=== Records ===
..............................

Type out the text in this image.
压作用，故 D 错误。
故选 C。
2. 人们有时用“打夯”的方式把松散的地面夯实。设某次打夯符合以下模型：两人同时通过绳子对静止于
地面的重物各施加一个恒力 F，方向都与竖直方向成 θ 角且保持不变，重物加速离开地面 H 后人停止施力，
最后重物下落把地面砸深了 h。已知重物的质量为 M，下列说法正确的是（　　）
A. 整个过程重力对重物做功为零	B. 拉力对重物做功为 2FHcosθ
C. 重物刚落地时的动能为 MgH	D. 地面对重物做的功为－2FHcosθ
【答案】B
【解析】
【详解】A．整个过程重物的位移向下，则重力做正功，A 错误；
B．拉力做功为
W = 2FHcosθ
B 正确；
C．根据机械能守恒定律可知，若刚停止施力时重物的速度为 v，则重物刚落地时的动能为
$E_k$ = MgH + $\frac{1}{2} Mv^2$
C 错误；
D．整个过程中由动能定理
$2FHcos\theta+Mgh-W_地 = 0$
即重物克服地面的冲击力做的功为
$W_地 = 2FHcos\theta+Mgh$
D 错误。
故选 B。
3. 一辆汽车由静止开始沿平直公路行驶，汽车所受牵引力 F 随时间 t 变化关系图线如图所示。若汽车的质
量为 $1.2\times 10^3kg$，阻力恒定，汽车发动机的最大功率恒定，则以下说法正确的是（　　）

..............................

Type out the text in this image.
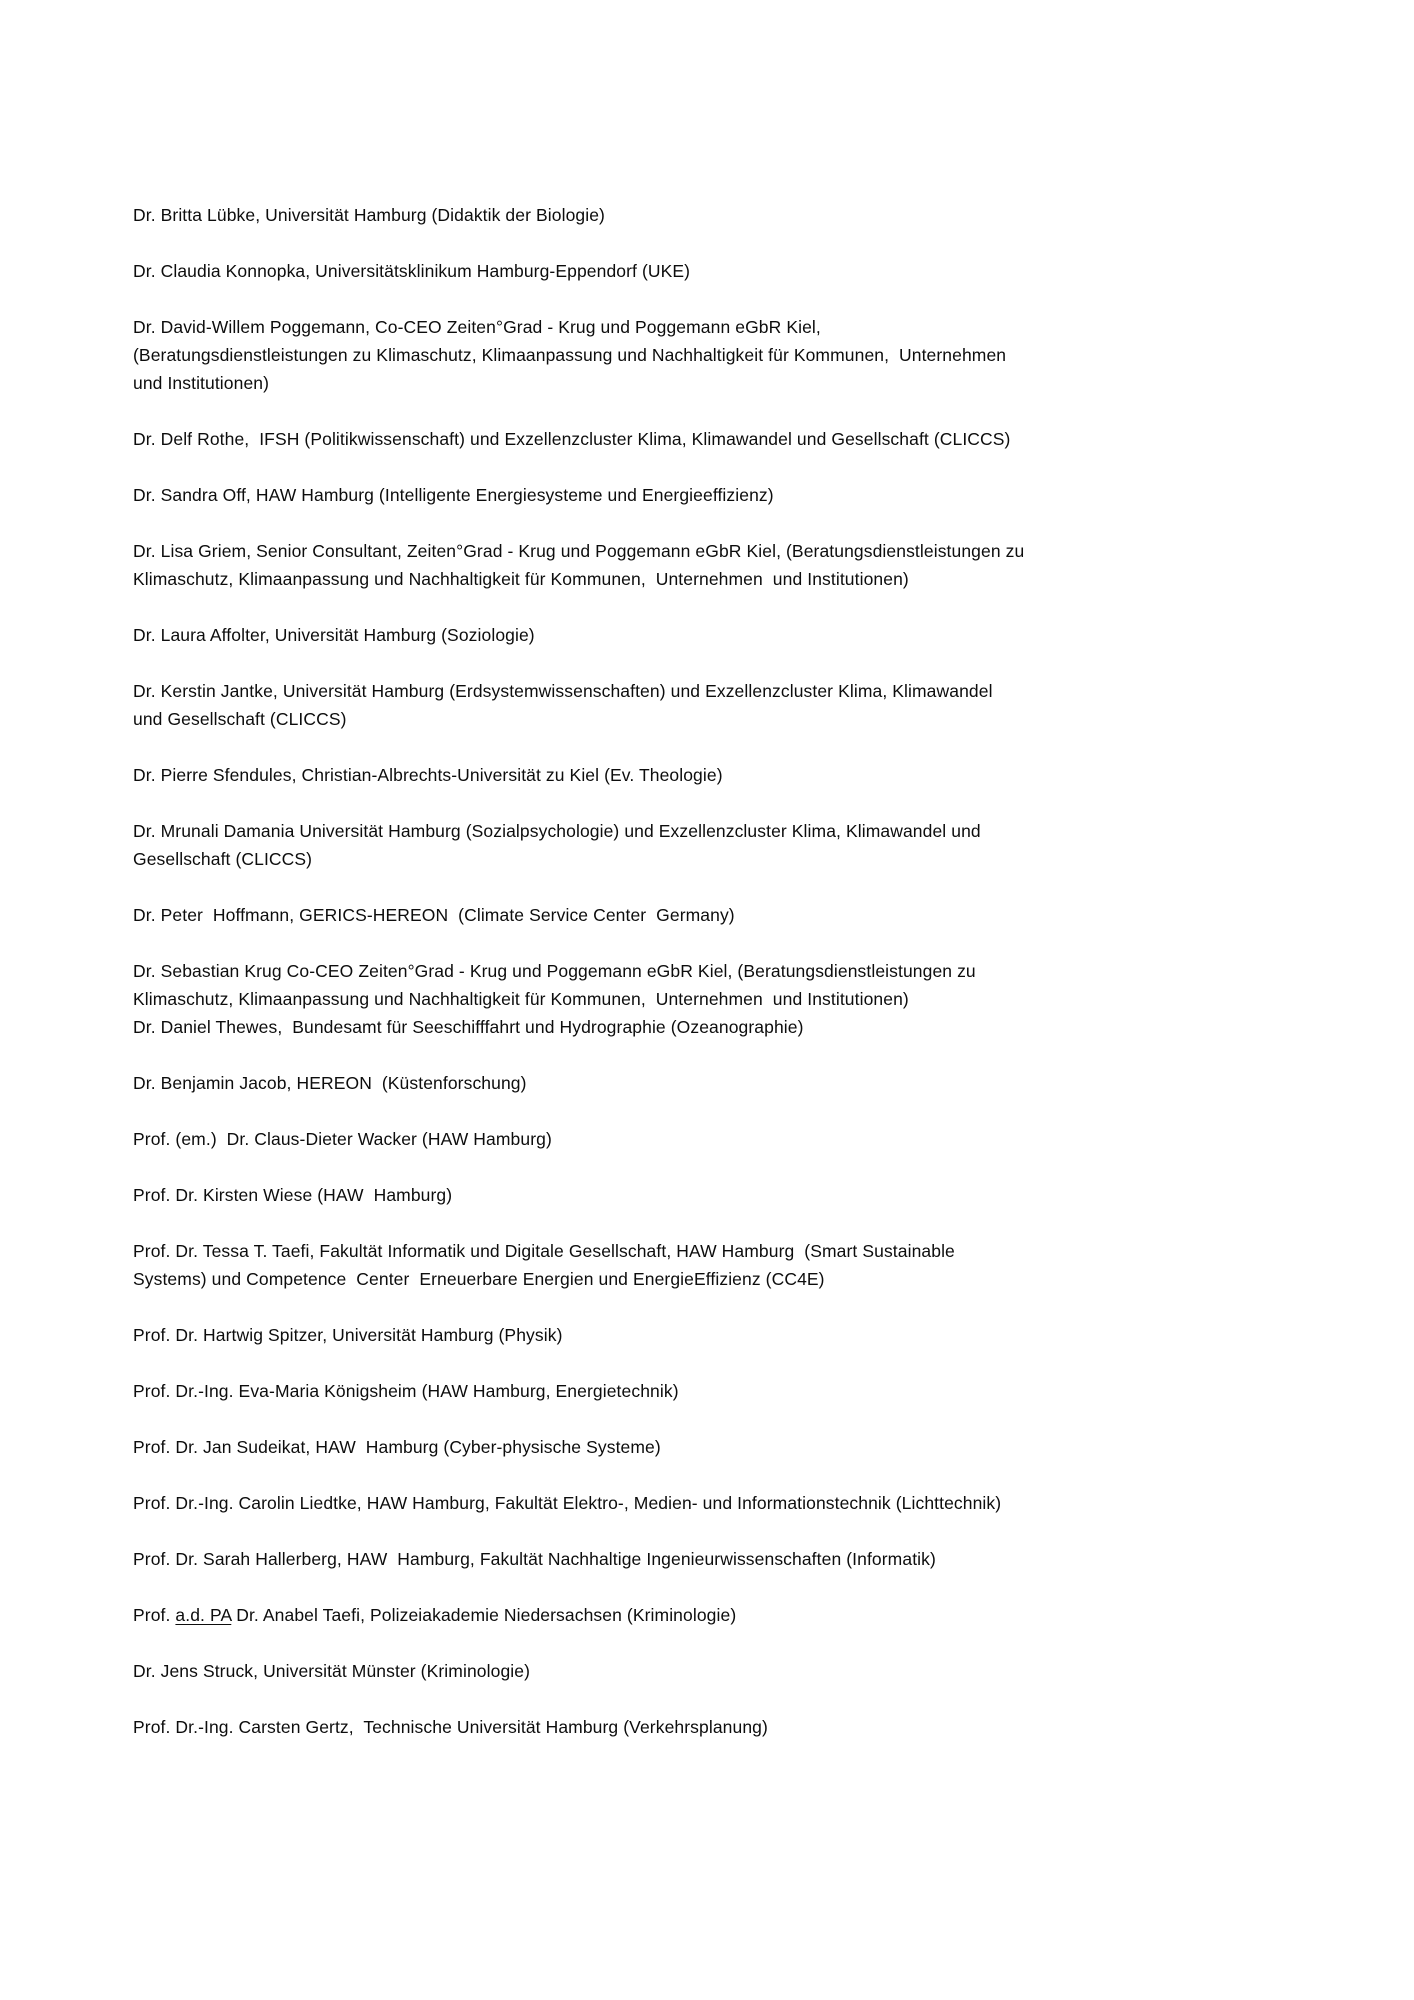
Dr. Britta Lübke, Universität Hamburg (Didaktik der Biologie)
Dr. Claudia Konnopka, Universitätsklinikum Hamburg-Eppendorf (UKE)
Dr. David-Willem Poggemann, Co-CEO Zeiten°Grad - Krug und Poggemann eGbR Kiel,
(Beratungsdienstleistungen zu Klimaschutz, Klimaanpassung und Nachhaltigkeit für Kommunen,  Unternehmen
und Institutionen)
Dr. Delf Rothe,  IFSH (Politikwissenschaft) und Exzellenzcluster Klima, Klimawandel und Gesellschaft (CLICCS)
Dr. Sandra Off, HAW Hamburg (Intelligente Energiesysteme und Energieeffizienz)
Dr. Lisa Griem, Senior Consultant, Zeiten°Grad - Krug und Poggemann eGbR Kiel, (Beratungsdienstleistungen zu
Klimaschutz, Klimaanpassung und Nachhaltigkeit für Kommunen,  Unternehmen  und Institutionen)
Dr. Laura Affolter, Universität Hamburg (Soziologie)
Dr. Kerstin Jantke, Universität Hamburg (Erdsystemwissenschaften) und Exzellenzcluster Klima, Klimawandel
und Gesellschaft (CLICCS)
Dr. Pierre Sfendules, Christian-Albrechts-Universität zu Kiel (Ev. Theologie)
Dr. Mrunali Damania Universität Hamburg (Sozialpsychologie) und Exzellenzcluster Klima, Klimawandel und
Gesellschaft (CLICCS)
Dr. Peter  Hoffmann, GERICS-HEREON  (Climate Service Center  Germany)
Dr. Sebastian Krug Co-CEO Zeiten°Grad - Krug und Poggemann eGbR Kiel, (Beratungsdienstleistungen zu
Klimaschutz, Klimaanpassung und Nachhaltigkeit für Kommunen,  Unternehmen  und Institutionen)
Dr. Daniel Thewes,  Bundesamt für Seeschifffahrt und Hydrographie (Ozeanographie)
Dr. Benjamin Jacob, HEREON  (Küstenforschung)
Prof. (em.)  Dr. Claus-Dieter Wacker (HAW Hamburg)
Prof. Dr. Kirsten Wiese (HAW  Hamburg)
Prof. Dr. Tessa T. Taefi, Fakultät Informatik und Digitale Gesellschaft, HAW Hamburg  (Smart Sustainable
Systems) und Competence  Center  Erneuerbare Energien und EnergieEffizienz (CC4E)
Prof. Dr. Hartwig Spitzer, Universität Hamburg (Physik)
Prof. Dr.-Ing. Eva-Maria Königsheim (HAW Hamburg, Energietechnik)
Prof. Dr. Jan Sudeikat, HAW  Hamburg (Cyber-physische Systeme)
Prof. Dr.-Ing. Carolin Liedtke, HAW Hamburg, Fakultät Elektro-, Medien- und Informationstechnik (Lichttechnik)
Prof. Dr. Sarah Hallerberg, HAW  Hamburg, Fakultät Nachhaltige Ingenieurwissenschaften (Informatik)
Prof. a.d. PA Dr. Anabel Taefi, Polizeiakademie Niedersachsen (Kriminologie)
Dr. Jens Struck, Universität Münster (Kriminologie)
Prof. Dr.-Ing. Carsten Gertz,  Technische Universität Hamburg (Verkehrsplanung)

..............................

=== Written task ===
Look through the entries above. Extract each line with the word "Poggemann".

=== Final answer ===
Dr. David-Willem Poggemann, Co-CEO Zeiten°Grad - Krug und Poggemann eGbR Kiel,
Dr. Lisa Griem, Senior Consultant, Zeiten°Grad - Krug und Poggemann eGbR Kiel, (Beratungsdienstleistungen zu
Dr. Sebastian Krug Co-CEO Zeiten°Grad - Krug und Poggemann eGbR Kiel, (Beratungsdienstleistungen zu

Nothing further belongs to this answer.